● **EXERCISE DETAILS**: Give the number of lines in this listing that contain "Trova", with no other words.
* Start EXERCISE DATA *
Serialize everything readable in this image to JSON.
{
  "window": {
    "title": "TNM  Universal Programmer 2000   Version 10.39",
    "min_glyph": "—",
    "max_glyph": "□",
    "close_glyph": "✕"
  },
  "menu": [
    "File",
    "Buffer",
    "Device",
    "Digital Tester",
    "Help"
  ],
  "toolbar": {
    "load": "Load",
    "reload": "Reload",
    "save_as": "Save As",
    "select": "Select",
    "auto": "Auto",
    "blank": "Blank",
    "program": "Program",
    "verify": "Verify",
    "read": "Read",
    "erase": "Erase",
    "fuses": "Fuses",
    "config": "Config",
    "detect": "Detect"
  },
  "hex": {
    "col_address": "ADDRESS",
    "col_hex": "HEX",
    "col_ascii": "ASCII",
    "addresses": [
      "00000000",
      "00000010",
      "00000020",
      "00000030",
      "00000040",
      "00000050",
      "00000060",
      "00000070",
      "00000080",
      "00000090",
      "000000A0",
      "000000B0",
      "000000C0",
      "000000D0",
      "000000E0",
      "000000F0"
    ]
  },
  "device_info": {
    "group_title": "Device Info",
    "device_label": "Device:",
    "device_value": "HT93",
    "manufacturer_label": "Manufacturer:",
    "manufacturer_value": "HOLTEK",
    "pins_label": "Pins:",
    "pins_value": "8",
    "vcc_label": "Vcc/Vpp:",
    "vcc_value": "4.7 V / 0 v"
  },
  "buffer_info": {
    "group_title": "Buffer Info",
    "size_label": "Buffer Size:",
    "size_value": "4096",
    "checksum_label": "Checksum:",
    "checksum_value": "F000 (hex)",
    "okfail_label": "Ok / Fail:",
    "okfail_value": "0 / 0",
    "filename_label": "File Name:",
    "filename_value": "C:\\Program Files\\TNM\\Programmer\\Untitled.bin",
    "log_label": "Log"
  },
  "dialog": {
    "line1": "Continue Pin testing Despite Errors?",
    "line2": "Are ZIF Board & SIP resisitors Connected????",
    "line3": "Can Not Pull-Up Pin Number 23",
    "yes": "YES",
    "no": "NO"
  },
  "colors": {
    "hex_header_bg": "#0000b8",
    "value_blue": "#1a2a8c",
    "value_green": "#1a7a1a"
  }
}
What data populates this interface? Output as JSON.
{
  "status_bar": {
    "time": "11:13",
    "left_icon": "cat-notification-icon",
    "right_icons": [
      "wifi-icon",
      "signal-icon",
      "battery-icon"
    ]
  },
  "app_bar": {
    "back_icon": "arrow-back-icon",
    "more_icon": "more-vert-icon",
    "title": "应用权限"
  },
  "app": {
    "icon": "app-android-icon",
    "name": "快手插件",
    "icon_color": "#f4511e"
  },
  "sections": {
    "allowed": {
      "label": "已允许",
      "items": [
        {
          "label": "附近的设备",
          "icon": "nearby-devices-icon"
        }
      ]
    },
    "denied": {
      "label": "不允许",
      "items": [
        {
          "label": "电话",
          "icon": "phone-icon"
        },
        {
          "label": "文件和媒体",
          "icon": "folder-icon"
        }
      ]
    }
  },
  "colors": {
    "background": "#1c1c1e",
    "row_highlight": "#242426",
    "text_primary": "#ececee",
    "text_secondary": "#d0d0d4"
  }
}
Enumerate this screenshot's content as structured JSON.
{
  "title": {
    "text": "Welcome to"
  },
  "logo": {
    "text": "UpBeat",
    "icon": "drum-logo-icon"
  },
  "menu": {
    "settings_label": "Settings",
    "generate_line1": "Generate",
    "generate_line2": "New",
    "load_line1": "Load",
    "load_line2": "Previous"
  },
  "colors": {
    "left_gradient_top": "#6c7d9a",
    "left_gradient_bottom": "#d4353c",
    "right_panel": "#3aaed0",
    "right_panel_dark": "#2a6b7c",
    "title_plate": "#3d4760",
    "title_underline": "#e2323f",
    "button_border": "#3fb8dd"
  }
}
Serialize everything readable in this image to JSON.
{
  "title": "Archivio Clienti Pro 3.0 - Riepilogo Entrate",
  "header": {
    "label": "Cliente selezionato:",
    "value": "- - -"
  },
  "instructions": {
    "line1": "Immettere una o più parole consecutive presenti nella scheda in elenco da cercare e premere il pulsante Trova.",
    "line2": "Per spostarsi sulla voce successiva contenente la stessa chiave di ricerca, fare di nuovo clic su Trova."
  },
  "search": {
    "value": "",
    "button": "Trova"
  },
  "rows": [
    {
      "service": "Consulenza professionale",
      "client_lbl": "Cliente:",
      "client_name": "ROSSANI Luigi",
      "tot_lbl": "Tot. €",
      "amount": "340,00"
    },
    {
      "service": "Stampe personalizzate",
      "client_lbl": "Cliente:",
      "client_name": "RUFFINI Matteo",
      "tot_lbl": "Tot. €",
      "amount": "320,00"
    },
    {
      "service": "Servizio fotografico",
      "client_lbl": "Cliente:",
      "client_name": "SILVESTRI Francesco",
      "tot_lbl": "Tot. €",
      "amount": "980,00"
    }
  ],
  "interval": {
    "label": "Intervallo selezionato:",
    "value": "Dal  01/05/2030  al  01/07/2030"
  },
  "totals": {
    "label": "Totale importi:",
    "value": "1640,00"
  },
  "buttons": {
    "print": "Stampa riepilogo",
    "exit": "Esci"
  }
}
* End EXERCISE DATA *
● **RESPONSE TO THE EXERCISE**: 3